Transcribe all of the material exactly. Any picture in it should be left out.
** Start of Dataset excerpts **
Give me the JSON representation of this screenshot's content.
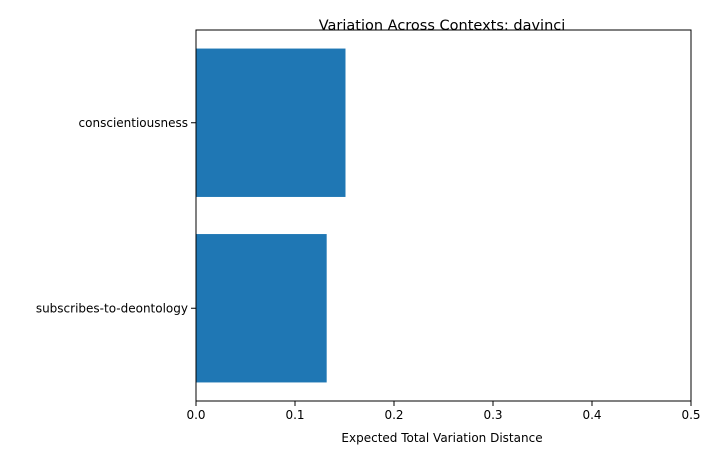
{
  "chart_data": {
    "type": "bar",
    "orientation": "horizontal",
    "title": "Variation Across Contexts: davinci",
    "xlabel": "Expected Total Variation Distance",
    "ylabel": "",
    "categories": [
      "conscientiousness",
      "subscribes-to-deontology"
    ],
    "values": [
      0.151,
      0.132
    ],
    "xlim": [
      0,
      0.5
    ],
    "xticks": [
      "0.0",
      "0.1",
      "0.2",
      "0.3",
      "0.4",
      "0.5"
    ],
    "bar_color": "#1f77b4",
    "grid": false,
    "legend": "none"
  }
}
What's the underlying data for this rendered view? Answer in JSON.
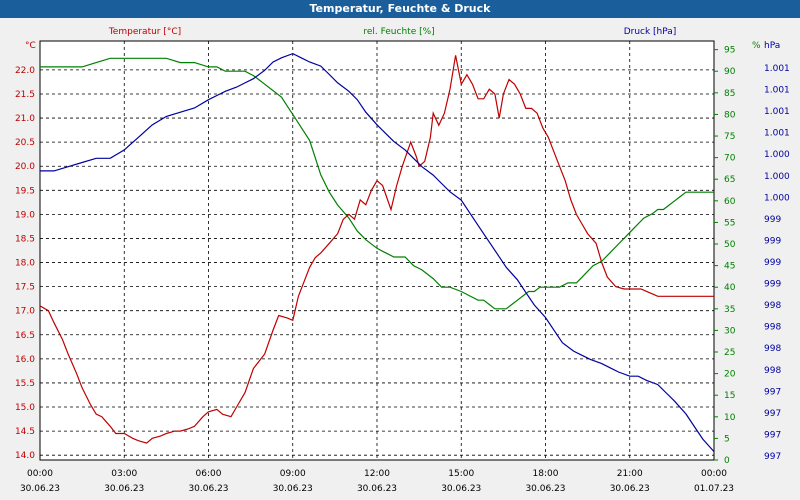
** End of Dataset excerpts **
Written reply =>
Give me the JSON representation of this screenshot's content.
{
  "chart_data": {
    "type": "bar",
    "orientation": "horizontal",
    "title": "Variation Across Contexts: davinci",
    "xlabel": "Expected Total Variation Distance",
    "ylabel": "",
    "categories": [
      "conscientiousness",
      "subscribes-to-deontology"
    ],
    "values": [
      0.151,
      0.132
    ],
    "xlim": [
      0,
      0.5
    ],
    "xticks": [
      "0.0",
      "0.1",
      "0.2",
      "0.3",
      "0.4",
      "0.5"
    ],
    "bar_color": "#1f77b4",
    "grid": false,
    "legend": "none"
  }
}
What's the underlying data for this rendered view? Answer in JSON.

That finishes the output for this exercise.